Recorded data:
+===+

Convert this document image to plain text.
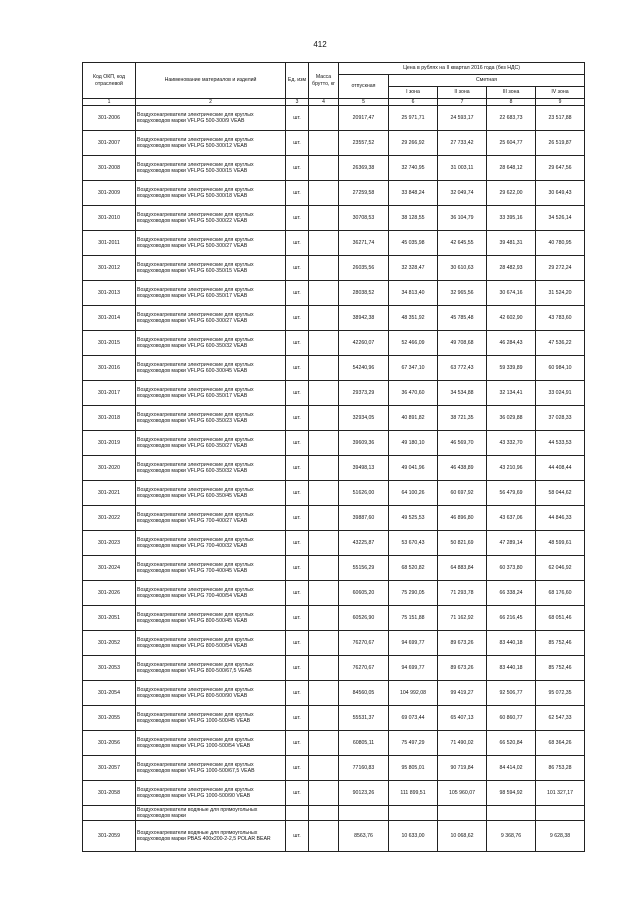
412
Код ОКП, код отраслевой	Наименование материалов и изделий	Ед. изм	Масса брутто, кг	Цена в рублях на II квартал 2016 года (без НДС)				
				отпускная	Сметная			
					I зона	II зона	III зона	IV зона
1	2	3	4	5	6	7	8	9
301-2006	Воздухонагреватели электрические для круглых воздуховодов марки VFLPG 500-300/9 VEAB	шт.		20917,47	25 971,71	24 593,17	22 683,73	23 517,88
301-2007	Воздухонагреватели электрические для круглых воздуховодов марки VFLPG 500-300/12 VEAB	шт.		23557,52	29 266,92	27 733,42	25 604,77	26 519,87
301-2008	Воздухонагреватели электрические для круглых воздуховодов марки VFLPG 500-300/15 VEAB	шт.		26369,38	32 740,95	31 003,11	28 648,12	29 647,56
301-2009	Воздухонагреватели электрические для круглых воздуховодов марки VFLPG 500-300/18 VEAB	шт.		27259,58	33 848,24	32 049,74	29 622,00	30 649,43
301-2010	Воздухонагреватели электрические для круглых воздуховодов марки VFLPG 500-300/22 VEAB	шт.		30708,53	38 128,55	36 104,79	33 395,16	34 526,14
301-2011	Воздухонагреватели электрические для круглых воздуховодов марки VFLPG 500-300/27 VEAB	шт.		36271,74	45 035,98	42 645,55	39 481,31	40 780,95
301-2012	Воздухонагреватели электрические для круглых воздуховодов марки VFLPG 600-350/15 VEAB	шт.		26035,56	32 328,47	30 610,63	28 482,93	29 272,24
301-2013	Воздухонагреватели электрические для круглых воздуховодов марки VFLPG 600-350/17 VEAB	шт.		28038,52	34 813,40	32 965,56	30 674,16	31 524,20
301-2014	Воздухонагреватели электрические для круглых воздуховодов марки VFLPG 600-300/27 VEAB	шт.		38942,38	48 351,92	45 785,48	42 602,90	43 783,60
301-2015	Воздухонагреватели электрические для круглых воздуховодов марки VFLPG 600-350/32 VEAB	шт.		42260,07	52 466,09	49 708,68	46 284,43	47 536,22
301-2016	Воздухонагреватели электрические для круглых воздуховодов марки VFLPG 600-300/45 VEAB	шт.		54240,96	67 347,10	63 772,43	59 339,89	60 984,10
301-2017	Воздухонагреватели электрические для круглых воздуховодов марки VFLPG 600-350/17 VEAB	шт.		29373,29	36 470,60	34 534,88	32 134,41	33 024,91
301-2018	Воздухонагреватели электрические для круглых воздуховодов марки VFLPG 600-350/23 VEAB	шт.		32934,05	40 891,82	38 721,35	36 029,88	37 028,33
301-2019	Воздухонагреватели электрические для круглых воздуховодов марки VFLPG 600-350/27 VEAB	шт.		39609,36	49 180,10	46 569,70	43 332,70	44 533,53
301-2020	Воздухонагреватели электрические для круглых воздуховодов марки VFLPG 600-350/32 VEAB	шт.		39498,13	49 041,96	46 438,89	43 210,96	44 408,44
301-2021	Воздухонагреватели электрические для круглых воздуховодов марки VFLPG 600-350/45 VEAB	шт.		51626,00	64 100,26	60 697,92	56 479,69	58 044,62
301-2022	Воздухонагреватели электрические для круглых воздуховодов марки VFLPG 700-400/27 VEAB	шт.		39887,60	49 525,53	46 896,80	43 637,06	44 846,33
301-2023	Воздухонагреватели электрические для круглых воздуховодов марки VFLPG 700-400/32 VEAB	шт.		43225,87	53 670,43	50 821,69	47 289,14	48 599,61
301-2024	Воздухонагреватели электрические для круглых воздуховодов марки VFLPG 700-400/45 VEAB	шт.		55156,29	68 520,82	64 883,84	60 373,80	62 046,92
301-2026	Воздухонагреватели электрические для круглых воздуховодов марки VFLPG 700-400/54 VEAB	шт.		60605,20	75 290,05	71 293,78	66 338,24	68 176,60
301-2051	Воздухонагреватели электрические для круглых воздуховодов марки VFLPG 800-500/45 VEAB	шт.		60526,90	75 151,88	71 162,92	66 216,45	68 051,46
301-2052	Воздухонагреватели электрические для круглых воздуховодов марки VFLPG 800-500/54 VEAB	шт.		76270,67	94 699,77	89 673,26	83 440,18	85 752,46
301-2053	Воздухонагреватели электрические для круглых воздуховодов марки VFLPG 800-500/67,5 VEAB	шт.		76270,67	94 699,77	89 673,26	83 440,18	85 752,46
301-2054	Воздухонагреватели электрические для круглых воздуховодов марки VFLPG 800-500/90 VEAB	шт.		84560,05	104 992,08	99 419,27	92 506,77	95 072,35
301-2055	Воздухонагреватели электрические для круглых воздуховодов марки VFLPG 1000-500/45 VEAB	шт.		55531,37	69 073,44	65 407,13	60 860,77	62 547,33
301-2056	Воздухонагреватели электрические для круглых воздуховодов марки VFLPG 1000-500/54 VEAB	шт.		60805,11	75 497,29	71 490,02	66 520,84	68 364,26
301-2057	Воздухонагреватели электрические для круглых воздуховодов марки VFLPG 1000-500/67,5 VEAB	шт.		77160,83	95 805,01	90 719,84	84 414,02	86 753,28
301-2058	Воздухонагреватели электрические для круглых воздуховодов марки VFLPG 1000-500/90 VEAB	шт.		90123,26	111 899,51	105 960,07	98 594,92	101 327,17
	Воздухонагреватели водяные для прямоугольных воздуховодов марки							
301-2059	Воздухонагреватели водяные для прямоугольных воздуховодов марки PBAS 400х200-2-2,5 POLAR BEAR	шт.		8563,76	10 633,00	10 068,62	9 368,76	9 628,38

+===+

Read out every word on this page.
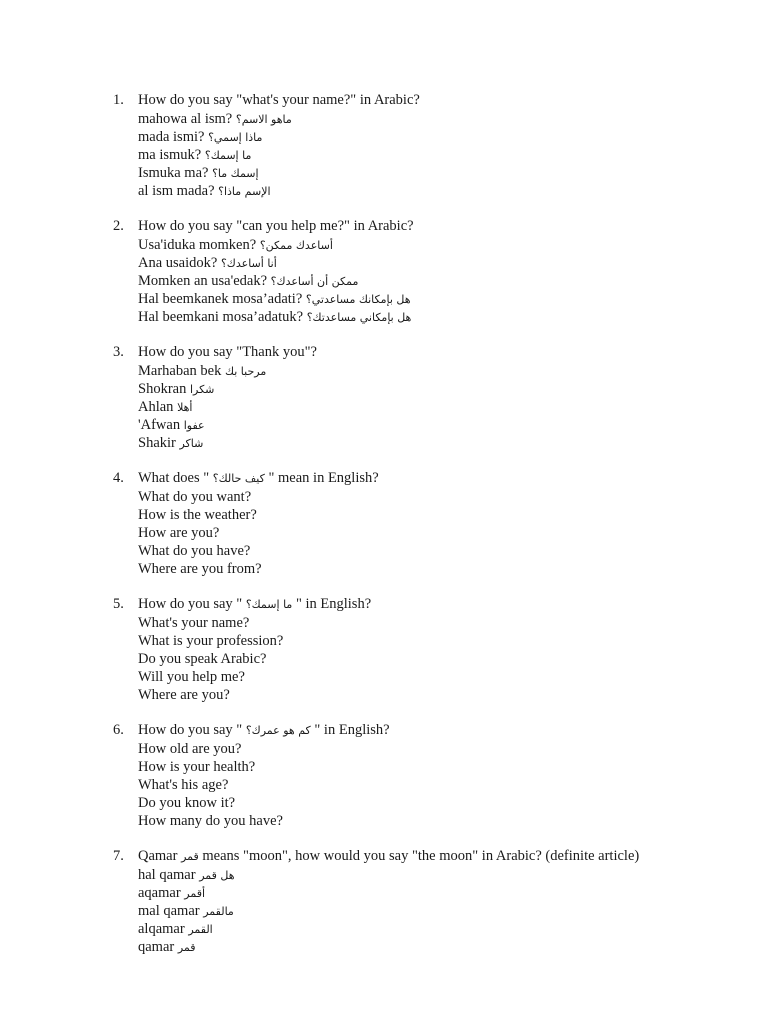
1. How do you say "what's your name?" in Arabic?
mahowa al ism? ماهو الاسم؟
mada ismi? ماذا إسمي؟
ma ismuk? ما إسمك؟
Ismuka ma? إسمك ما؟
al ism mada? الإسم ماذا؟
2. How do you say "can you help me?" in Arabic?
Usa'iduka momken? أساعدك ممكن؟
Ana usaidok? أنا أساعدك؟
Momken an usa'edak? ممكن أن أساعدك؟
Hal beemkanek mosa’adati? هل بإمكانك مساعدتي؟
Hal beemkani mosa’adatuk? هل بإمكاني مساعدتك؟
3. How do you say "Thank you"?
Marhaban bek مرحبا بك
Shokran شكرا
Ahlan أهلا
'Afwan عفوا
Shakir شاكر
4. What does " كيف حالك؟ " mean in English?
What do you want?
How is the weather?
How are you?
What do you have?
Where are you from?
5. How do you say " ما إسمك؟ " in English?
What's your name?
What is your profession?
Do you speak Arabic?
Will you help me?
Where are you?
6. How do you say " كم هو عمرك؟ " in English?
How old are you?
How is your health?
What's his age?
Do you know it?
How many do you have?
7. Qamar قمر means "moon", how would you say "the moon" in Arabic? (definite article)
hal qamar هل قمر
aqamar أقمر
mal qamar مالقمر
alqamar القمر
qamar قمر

+===+

TASK DESCRIPTION: Find the lines above holding the word "ماذا" and show them.

SOLUTION FOR THIS TASK:
mada ismi? ماذا إسمي؟
al ism mada? الإسم ماذا؟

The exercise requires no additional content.